╭──

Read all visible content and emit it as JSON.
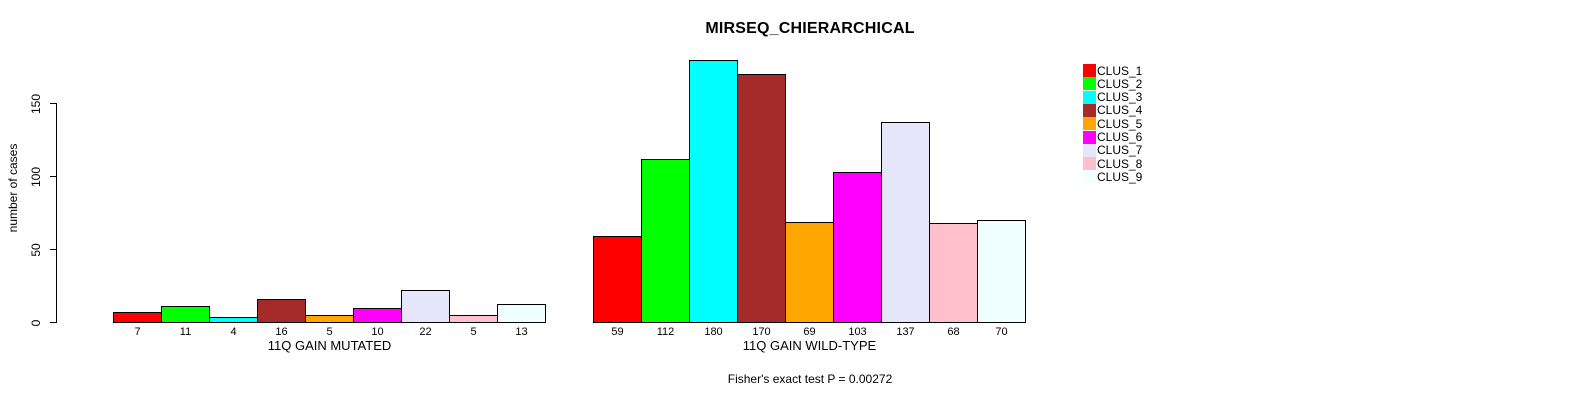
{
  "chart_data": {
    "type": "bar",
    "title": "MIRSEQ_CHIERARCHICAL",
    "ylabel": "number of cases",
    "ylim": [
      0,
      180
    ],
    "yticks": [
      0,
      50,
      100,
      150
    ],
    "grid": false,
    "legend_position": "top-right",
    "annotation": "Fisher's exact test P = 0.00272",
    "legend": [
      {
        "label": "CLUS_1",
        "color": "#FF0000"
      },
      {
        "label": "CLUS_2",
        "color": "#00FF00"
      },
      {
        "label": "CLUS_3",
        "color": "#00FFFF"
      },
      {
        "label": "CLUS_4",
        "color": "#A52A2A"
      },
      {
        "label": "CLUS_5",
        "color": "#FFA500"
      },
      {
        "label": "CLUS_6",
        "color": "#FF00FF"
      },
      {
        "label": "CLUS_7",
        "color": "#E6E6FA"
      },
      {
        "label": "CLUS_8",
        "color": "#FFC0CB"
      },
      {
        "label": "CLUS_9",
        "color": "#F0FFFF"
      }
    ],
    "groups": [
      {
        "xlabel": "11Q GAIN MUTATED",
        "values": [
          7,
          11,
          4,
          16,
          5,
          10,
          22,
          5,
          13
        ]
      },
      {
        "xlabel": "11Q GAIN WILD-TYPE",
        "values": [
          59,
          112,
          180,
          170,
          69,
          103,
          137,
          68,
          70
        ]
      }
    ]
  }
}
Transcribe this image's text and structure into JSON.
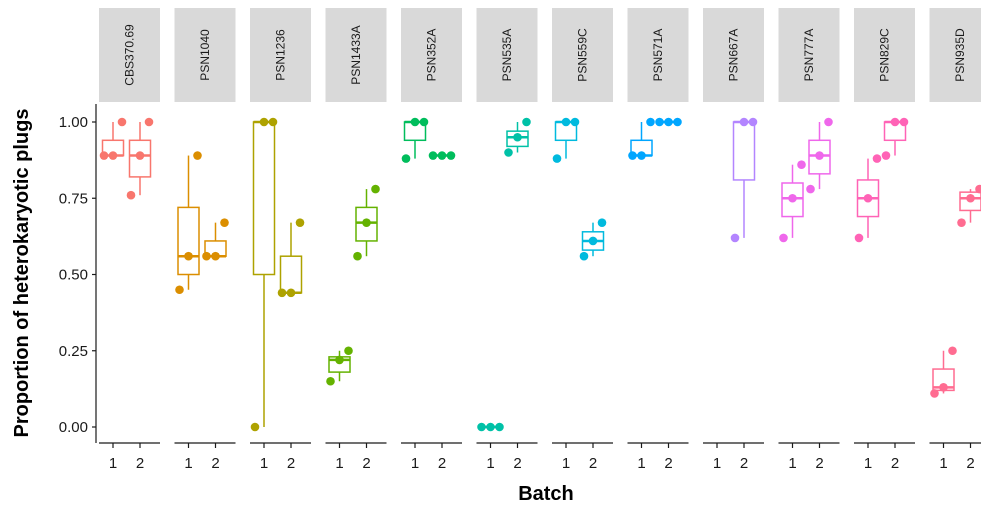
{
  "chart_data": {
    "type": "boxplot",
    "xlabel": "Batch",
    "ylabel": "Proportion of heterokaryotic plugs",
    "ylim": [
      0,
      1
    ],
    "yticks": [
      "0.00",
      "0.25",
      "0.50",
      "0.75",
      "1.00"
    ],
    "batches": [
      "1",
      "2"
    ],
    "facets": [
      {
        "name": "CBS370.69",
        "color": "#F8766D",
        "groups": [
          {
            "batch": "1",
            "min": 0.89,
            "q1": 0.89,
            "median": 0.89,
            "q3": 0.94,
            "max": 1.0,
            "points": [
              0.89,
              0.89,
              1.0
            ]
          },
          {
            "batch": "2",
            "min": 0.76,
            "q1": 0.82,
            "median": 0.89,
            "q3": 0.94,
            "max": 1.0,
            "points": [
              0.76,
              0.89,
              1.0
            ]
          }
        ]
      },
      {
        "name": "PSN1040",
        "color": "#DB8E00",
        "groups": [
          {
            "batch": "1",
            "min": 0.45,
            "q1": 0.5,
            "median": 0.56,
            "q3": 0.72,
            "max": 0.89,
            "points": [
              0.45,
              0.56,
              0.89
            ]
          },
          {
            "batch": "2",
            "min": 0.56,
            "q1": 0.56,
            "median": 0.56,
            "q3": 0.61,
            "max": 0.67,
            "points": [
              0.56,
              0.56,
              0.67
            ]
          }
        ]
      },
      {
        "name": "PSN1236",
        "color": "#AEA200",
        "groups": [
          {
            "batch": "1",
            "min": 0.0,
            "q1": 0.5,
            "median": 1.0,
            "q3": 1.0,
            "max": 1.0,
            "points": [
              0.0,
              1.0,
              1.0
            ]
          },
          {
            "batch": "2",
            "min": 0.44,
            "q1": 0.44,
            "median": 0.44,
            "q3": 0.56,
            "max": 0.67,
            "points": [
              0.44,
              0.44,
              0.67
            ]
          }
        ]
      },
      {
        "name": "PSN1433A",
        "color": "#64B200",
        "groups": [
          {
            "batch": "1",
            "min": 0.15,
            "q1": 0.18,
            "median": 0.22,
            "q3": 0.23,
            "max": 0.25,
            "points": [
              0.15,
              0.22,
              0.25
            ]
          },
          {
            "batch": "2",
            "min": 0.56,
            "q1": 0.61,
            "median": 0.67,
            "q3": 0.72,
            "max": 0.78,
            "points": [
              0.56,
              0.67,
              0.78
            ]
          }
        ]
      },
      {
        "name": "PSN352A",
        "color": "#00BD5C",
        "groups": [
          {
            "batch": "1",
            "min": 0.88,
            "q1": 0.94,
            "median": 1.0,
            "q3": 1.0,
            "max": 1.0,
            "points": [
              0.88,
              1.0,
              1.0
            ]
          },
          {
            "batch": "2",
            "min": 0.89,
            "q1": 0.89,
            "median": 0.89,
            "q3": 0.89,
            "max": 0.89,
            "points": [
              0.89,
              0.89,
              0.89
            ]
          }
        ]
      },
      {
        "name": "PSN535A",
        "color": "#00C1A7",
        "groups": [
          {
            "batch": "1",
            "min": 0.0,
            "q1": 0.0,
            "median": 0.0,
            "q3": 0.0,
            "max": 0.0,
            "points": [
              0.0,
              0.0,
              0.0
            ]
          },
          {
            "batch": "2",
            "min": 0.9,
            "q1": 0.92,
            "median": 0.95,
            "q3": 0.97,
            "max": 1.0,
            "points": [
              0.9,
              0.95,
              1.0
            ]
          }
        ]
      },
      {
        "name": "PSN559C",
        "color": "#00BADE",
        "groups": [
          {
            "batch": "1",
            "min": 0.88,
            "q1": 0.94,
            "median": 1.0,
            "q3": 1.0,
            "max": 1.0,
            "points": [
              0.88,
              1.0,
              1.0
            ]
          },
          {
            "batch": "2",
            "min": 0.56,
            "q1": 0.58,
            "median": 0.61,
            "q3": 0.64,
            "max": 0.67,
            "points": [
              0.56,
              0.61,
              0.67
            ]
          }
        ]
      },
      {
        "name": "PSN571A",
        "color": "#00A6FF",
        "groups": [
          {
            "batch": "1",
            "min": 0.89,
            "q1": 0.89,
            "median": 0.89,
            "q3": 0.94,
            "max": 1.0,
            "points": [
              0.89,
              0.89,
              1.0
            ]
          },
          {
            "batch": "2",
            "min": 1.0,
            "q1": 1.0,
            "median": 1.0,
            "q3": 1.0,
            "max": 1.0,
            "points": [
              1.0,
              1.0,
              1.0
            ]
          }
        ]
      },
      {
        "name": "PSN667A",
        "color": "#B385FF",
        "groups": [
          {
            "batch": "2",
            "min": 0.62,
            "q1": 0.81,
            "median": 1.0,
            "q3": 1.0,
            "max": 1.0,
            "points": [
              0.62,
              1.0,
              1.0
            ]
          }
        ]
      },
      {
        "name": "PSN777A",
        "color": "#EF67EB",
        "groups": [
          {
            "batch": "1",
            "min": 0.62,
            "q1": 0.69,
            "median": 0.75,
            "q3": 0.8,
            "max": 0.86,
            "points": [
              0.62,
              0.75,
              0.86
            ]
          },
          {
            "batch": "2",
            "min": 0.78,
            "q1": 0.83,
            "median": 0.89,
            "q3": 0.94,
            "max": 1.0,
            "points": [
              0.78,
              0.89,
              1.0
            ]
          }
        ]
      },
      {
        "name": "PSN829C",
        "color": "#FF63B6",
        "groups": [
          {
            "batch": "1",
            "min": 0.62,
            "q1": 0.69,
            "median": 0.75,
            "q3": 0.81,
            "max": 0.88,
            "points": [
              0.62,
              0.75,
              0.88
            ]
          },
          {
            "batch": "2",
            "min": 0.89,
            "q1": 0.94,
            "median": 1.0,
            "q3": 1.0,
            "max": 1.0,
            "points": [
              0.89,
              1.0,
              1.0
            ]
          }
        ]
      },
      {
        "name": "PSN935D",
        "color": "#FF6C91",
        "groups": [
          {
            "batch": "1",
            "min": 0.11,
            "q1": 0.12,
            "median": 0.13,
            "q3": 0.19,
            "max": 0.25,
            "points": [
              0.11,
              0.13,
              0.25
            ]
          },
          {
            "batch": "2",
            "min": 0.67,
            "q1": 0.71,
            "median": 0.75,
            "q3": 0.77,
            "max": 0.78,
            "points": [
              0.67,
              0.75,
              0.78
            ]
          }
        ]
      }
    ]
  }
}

╰──
╭──

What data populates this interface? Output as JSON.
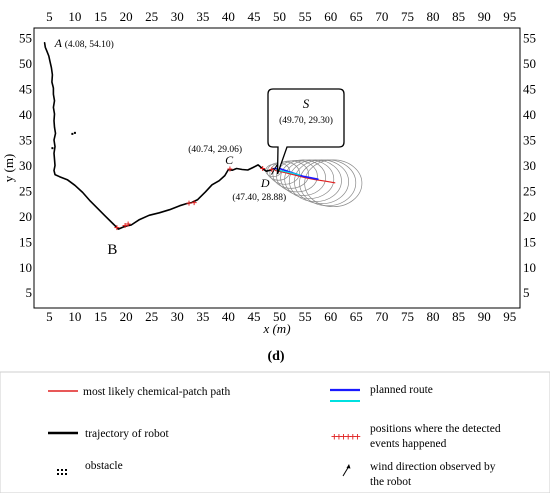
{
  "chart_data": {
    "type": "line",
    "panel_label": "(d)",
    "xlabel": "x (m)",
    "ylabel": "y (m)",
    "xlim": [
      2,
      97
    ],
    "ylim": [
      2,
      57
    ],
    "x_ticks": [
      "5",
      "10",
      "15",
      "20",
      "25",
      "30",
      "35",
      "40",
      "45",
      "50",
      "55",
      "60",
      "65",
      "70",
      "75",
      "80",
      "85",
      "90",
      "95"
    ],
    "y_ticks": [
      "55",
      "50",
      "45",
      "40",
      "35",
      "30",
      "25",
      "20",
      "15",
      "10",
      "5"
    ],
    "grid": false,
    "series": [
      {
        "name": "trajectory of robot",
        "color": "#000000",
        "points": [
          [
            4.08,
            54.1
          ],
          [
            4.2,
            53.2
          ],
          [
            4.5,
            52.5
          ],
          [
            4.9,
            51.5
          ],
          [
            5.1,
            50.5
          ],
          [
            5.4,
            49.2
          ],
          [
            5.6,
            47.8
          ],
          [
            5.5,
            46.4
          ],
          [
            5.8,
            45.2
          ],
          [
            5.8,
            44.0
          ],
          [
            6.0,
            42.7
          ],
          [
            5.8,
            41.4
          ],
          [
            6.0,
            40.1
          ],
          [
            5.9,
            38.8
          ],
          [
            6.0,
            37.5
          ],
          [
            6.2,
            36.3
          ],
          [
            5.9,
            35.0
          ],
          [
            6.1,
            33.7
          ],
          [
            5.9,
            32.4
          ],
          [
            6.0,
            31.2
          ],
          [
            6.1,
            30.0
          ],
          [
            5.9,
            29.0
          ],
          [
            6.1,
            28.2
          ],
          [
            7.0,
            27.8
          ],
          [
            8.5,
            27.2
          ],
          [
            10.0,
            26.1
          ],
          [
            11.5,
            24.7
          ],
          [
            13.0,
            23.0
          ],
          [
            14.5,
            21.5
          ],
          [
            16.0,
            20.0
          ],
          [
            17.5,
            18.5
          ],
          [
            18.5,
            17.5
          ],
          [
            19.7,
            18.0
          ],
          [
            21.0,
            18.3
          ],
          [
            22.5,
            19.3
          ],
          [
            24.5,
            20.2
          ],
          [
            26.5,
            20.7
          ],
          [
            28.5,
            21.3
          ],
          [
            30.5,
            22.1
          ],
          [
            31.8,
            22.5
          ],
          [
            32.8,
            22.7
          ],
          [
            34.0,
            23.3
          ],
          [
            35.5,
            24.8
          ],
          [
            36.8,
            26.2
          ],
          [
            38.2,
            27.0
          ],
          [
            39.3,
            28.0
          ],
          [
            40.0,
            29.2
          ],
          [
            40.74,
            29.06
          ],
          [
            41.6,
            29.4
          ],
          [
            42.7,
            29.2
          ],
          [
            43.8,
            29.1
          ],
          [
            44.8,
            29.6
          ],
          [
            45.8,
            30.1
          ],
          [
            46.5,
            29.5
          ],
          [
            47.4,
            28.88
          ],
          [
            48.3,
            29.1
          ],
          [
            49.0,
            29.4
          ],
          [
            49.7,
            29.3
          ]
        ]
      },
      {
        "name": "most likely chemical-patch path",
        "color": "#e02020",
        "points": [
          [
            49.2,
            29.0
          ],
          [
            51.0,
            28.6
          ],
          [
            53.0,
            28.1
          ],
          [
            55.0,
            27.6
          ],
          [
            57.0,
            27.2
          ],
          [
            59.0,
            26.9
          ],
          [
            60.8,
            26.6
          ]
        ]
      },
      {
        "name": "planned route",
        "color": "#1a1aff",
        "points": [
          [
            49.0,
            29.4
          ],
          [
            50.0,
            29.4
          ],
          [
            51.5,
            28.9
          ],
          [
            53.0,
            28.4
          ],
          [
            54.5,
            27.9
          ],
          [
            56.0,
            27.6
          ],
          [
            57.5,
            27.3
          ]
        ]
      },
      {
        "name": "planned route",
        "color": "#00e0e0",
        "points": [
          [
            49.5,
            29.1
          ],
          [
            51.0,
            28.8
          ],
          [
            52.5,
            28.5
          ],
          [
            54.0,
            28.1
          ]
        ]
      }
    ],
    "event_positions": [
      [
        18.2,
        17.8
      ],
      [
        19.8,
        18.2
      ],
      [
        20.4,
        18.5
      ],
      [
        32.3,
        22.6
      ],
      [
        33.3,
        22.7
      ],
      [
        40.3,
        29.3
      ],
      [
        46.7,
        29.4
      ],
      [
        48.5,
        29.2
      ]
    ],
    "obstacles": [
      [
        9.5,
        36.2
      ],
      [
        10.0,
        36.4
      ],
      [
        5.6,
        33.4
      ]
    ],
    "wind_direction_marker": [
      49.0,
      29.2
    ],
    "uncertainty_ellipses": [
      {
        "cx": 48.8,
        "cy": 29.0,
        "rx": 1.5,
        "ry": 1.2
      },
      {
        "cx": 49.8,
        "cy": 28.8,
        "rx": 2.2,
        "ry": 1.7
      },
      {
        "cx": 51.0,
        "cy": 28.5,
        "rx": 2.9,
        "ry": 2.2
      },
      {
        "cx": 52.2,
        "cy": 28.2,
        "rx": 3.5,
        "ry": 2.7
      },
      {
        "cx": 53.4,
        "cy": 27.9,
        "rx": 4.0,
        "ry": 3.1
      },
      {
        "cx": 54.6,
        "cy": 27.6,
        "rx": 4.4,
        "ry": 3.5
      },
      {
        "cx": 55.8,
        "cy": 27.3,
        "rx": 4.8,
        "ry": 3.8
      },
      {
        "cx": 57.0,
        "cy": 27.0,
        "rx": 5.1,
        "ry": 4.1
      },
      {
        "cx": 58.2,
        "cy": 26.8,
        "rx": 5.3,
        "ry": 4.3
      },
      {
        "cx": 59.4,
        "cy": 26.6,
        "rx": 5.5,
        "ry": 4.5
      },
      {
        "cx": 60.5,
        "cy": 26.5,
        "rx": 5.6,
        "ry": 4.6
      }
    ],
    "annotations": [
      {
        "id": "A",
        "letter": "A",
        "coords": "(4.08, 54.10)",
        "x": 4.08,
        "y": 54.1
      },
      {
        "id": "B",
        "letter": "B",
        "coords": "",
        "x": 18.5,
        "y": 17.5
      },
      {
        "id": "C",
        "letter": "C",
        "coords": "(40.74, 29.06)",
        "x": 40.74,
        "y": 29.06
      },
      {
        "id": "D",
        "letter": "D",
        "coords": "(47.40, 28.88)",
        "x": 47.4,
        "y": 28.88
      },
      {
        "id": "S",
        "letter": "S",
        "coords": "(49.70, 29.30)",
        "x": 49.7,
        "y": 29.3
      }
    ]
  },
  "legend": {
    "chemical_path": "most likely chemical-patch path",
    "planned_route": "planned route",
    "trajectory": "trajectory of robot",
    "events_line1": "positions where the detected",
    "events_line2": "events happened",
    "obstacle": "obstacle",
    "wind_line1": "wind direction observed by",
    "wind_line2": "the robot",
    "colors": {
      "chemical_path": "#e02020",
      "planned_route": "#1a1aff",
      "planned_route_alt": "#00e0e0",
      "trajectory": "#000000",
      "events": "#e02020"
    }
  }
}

╰──
╭──

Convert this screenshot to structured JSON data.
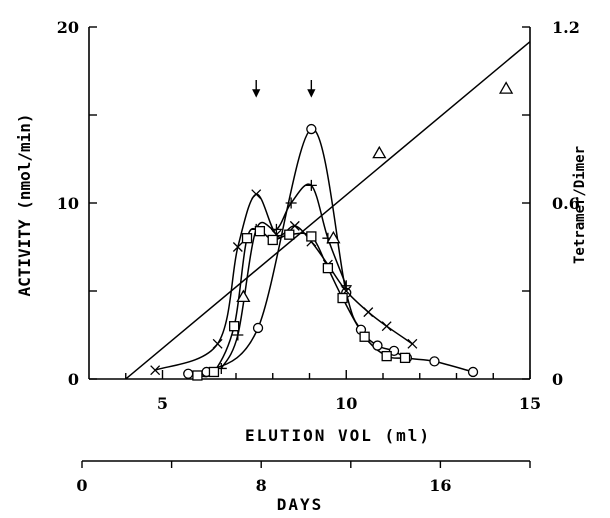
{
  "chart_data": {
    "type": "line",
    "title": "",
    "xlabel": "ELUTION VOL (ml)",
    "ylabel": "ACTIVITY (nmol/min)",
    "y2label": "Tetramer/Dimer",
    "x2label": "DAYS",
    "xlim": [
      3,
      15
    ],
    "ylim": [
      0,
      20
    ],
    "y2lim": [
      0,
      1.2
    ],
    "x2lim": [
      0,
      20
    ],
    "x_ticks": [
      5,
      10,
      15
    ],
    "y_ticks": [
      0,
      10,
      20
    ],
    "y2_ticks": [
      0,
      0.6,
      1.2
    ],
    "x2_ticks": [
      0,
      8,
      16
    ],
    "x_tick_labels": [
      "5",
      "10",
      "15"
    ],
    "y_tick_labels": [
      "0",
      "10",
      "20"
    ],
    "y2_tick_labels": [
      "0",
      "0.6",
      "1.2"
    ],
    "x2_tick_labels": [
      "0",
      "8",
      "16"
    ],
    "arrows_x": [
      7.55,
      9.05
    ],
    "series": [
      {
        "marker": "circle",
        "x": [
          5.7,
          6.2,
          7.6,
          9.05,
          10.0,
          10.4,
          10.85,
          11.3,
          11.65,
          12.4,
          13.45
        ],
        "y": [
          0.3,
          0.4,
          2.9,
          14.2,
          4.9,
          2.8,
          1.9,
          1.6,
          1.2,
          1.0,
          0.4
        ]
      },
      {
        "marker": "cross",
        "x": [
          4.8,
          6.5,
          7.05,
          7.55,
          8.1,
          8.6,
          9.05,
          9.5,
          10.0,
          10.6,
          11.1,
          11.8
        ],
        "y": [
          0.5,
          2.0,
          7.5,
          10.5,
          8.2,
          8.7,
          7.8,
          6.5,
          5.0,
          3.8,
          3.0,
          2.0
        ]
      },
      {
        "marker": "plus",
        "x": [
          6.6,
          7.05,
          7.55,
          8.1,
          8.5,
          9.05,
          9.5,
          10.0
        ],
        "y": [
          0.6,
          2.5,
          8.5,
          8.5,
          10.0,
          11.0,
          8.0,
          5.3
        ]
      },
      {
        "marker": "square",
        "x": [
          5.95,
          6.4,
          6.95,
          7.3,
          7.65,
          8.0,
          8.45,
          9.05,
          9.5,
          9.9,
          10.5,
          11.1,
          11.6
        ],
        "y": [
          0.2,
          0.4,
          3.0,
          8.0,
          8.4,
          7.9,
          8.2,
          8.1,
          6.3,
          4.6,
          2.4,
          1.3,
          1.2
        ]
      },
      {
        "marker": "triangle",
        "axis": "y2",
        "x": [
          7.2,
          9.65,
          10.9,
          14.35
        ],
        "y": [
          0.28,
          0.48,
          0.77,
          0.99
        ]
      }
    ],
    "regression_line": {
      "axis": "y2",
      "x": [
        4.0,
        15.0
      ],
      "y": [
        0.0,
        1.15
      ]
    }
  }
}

╰──

Search the entries for the word "letter", then gather every line that has it.

## REPLY
        "letter": "A",
        "letter": "B",
        "letter": "C",
        "letter": "D",
        "letter": "S",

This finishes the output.